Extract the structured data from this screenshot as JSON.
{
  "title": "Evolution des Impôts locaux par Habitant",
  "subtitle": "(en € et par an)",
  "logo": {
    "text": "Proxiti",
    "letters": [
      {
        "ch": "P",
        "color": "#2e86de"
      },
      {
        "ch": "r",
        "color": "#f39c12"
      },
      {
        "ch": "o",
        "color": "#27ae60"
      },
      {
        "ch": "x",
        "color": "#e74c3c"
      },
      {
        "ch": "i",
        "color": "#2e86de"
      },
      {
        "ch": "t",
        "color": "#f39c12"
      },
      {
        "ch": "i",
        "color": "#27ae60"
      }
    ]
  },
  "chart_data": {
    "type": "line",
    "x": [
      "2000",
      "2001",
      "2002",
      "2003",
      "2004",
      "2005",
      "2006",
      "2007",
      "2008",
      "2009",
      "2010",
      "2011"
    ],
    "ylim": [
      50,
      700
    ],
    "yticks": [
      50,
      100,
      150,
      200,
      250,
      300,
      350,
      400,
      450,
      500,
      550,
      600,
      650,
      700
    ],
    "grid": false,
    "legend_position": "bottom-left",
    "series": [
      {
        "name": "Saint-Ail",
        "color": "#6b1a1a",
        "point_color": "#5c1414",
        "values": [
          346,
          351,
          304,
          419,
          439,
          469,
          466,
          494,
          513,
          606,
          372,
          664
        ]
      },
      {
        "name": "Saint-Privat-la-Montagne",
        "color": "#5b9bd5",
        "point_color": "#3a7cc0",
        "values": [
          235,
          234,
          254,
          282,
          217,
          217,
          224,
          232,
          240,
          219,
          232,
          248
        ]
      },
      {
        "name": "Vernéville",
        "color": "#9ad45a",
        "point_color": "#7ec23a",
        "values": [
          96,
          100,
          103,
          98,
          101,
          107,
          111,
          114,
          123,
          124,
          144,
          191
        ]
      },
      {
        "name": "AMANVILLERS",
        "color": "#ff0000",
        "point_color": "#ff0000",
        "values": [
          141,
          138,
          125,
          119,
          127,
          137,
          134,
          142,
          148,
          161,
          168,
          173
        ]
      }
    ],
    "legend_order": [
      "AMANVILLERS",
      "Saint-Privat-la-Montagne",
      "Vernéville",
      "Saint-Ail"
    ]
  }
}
-*-*-
### Instruction
Reproduce the listing above verbatim, from first line to last.

### Expected answer
Extract the structured data from this screenshot as JSON.
{
  "title": "Evolution des Impôts locaux par Habitant",
  "subtitle": "(en € et par an)",
  "logo": {
    "text": "Proxiti",
    "letters": [
      {
        "ch": "P",
        "color": "#2e86de"
      },
      {
        "ch": "r",
        "color": "#f39c12"
      },
      {
        "ch": "o",
        "color": "#27ae60"
      },
      {
        "ch": "x",
        "color": "#e74c3c"
      },
      {
        "ch": "i",
        "color": "#2e86de"
      },
      {
        "ch": "t",
        "color": "#f39c12"
      },
      {
        "ch": "i",
        "color": "#27ae60"
      }
    ]
  },
  "chart_data": {
    "type": "line",
    "x": [
      "2000",
      "2001",
      "2002",
      "2003",
      "2004",
      "2005",
      "2006",
      "2007",
      "2008",
      "2009",
      "2010",
      "2011"
    ],
    "ylim": [
      50,
      700
    ],
    "yticks": [
      50,
      100,
      150,
      200,
      250,
      300,
      350,
      400,
      450,
      500,
      550,
      600,
      650,
      700
    ],
    "grid": false,
    "legend_position": "bottom-left",
    "series": [
      {
        "name": "Saint-Ail",
        "color": "#6b1a1a",
        "point_color": "#5c1414",
        "values": [
          346,
          351,
          304,
          419,
          439,
          469,
          466,
          494,
          513,
          606,
          372,
          664
        ]
      },
      {
        "name": "Saint-Privat-la-Montagne",
        "color": "#5b9bd5",
        "point_color": "#3a7cc0",
        "values": [
          235,
          234,
          254,
          282,
          217,
          217,
          224,
          232,
          240,
          219,
          232,
          248
        ]
      },
      {
        "name": "Vernéville",
        "color": "#9ad45a",
        "point_color": "#7ec23a",
        "values": [
          96,
          100,
          103,
          98,
          101,
          107,
          111,
          114,
          123,
          124,
          144,
          191
        ]
      },
      {
        "name": "AMANVILLERS",
        "color": "#ff0000",
        "point_color": "#ff0000",
        "values": [
          141,
          138,
          125,
          119,
          127,
          137,
          134,
          142,
          148,
          161,
          168,
          173
        ]
      }
    ],
    "legend_order": [
      "AMANVILLERS",
      "Saint-Privat-la-Montagne",
      "Vernéville",
      "Saint-Ail"
    ]
  }
}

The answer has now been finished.